*Problem details*. Reproduce the entries exactly.

*Extracted material*.
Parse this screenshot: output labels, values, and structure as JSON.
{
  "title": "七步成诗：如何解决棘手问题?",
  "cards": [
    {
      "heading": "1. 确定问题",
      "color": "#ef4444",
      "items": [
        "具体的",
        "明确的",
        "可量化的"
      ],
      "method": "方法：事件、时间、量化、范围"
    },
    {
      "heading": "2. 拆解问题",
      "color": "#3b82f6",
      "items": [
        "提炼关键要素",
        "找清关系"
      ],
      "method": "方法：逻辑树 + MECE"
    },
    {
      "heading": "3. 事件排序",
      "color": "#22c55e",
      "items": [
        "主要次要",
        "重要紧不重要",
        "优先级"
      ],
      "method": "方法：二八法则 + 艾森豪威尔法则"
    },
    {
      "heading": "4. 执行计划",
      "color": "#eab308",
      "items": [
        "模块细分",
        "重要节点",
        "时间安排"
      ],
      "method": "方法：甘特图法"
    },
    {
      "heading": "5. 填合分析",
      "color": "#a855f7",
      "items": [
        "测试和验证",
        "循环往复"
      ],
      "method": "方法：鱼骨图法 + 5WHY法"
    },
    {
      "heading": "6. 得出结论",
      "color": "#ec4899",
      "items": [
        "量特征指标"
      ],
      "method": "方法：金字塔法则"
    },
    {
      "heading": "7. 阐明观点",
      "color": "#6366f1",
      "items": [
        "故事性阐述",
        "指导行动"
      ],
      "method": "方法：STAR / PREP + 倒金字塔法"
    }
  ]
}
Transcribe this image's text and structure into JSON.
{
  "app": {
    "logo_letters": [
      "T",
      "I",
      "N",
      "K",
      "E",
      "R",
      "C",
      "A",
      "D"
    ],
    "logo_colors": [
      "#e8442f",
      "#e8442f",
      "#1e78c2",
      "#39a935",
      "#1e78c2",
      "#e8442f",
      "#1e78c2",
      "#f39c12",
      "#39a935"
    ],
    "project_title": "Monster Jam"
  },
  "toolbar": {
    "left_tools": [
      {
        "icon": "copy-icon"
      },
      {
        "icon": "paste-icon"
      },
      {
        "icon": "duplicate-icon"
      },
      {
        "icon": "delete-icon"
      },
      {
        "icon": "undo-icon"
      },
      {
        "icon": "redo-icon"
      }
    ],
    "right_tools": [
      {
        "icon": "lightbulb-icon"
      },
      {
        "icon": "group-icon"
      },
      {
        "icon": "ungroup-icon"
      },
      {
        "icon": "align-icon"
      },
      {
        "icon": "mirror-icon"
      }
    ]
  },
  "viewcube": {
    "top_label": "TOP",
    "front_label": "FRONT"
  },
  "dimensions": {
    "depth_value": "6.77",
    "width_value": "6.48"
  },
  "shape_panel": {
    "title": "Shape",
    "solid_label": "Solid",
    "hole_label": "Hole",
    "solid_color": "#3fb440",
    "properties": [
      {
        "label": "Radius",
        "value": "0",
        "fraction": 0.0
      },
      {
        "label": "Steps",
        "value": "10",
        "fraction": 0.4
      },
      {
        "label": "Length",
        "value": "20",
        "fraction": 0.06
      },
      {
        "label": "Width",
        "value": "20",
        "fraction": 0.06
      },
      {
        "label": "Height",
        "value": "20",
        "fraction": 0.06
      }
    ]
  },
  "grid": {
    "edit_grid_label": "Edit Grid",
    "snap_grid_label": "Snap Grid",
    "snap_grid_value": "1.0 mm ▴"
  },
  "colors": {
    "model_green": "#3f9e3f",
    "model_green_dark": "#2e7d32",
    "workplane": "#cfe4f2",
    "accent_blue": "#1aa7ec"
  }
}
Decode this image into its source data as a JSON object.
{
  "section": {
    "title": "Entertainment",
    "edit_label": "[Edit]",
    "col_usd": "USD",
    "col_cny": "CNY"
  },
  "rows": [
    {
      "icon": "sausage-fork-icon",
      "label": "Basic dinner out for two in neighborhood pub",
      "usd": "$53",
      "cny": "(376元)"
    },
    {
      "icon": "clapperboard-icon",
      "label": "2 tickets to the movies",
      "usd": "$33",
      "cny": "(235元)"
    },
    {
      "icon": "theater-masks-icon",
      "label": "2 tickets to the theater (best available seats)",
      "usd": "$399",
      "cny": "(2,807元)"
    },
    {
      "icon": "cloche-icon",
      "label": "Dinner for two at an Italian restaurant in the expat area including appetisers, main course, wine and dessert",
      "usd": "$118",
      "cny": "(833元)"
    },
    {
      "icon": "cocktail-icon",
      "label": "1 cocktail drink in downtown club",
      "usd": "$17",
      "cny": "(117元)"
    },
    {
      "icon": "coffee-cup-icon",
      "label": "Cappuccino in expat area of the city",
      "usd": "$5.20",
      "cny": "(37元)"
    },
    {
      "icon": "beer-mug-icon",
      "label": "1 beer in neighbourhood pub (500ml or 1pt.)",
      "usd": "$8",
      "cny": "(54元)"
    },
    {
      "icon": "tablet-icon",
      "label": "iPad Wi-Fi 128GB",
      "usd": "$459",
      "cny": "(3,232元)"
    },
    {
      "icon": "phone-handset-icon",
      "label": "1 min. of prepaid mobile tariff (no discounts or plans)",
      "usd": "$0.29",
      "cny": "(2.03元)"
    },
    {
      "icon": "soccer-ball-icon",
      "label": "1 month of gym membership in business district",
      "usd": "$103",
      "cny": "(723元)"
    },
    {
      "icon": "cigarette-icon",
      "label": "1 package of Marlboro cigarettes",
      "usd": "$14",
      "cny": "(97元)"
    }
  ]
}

*Solution to this exercise*.
Parse this screenshot: output labels, values, and structure as JSON.
{
  "title": "七步成诗：如何解决棘手问题?",
  "cards": [
    {
      "heading": "1. 确定问题",
      "color": "#ef4444",
      "items": [
        "具体的",
        "明确的",
        "可量化的"
      ],
      "method": "方法：事件、时间、量化、范围"
    },
    {
      "heading": "2. 拆解问题",
      "color": "#3b82f6",
      "items": [
        "提炼关键要素",
        "找清关系"
      ],
      "method": "方法：逻辑树 + MECE"
    },
    {
      "heading": "3. 事件排序",
      "color": "#22c55e",
      "items": [
        "主要次要",
        "重要紧不重要",
        "优先级"
      ],
      "method": "方法：二八法则 + 艾森豪威尔法则"
    },
    {
      "heading": "4. 执行计划",
      "color": "#eab308",
      "items": [
        "模块细分",
        "重要节点",
        "时间安排"
      ],
      "method": "方法：甘特图法"
    },
    {
      "heading": "5. 填合分析",
      "color": "#a855f7",
      "items": [
        "测试和验证",
        "循环往复"
      ],
      "method": "方法：鱼骨图法 + 5WHY法"
    },
    {
      "heading": "6. 得出结论",
      "color": "#ec4899",
      "items": [
        "量特征指标"
      ],
      "method": "方法：金字塔法则"
    },
    {
      "heading": "7. 阐明观点",
      "color": "#6366f1",
      "items": [
        "故事性阐述",
        "指导行动"
      ],
      "method": "方法：STAR / PREP + 倒金字塔法"
    }
  ]
}
Transcribe this image's text and structure into JSON.
{
  "app": {
    "logo_letters": [
      "T",
      "I",
      "N",
      "K",
      "E",
      "R",
      "C",
      "A",
      "D"
    ],
    "logo_colors": [
      "#e8442f",
      "#e8442f",
      "#1e78c2",
      "#39a935",
      "#1e78c2",
      "#e8442f",
      "#1e78c2",
      "#f39c12",
      "#39a935"
    ],
    "project_title": "Monster Jam"
  },
  "toolbar": {
    "left_tools": [
      {
        "icon": "copy-icon"
      },
      {
        "icon": "paste-icon"
      },
      {
        "icon": "duplicate-icon"
      },
      {
        "icon": "delete-icon"
      },
      {
        "icon": "undo-icon"
      },
      {
        "icon": "redo-icon"
      }
    ],
    "right_tools": [
      {
        "icon": "lightbulb-icon"
      },
      {
        "icon": "group-icon"
      },
      {
        "icon": "ungroup-icon"
      },
      {
        "icon": "align-icon"
      },
      {
        "icon": "mirror-icon"
      }
    ]
  },
  "viewcube": {
    "top_label": "TOP",
    "front_label": "FRONT"
  },
  "dimensions": {
    "depth_value": "6.77",
    "width_value": "6.48"
  },
  "shape_panel": {
    "title": "Shape",
    "solid_label": "Solid",
    "hole_label": "Hole",
    "solid_color": "#3fb440",
    "properties": [
      {
        "label": "Radius",
        "value": "0",
        "fraction": 0.0
      },
      {
        "label": "Steps",
        "value": "10",
        "fraction": 0.4
      },
      {
        "label": "Length",
        "value": "20",
        "fraction": 0.06
      },
      {
        "label": "Width",
        "value": "20",
        "fraction": 0.06
      },
      {
        "label": "Height",
        "value": "20",
        "fraction": 0.06
      }
    ]
  },
  "grid": {
    "edit_grid_label": "Edit Grid",
    "snap_grid_label": "Snap Grid",
    "snap_grid_value": "1.0 mm ▴"
  },
  "colors": {
    "model_green": "#3f9e3f",
    "model_green_dark": "#2e7d32",
    "workplane": "#cfe4f2",
    "accent_blue": "#1aa7ec"
  }
}
Decode this image into its source data as a JSON object.
{
  "section": {
    "title": "Entertainment",
    "edit_label": "[Edit]",
    "col_usd": "USD",
    "col_cny": "CNY"
  },
  "rows": [
    {
      "icon": "sausage-fork-icon",
      "label": "Basic dinner out for two in neighborhood pub",
      "usd": "$53",
      "cny": "(376元)"
    },
    {
      "icon": "clapperboard-icon",
      "label": "2 tickets to the movies",
      "usd": "$33",
      "cny": "(235元)"
    },
    {
      "icon": "theater-masks-icon",
      "label": "2 tickets to the theater (best available seats)",
      "usd": "$399",
      "cny": "(2,807元)"
    },
    {
      "icon": "cloche-icon",
      "label": "Dinner for two at an Italian restaurant in the expat area including appetisers, main course, wine and dessert",
      "usd": "$118",
      "cny": "(833元)"
    },
    {
      "icon": "cocktail-icon",
      "label": "1 cocktail drink in downtown club",
      "usd": "$17",
      "cny": "(117元)"
    },
    {
      "icon": "coffee-cup-icon",
      "label": "Cappuccino in expat area of the city",
      "usd": "$5.20",
      "cny": "(37元)"
    },
    {
      "icon": "beer-mug-icon",
      "label": "1 beer in neighbourhood pub (500ml or 1pt.)",
      "usd": "$8",
      "cny": "(54元)"
    },
    {
      "icon": "tablet-icon",
      "label": "iPad Wi-Fi 128GB",
      "usd": "$459",
      "cny": "(3,232元)"
    },
    {
      "icon": "phone-handset-icon",
      "label": "1 min. of prepaid mobile tariff (no discounts or plans)",
      "usd": "$0.29",
      "cny": "(2.03元)"
    },
    {
      "icon": "soccer-ball-icon",
      "label": "1 month of gym membership in business district",
      "usd": "$103",
      "cny": "(723元)"
    },
    {
      "icon": "cigarette-icon",
      "label": "1 package of Marlboro cigarettes",
      "usd": "$14",
      "cny": "(97元)"
    }
  ]
}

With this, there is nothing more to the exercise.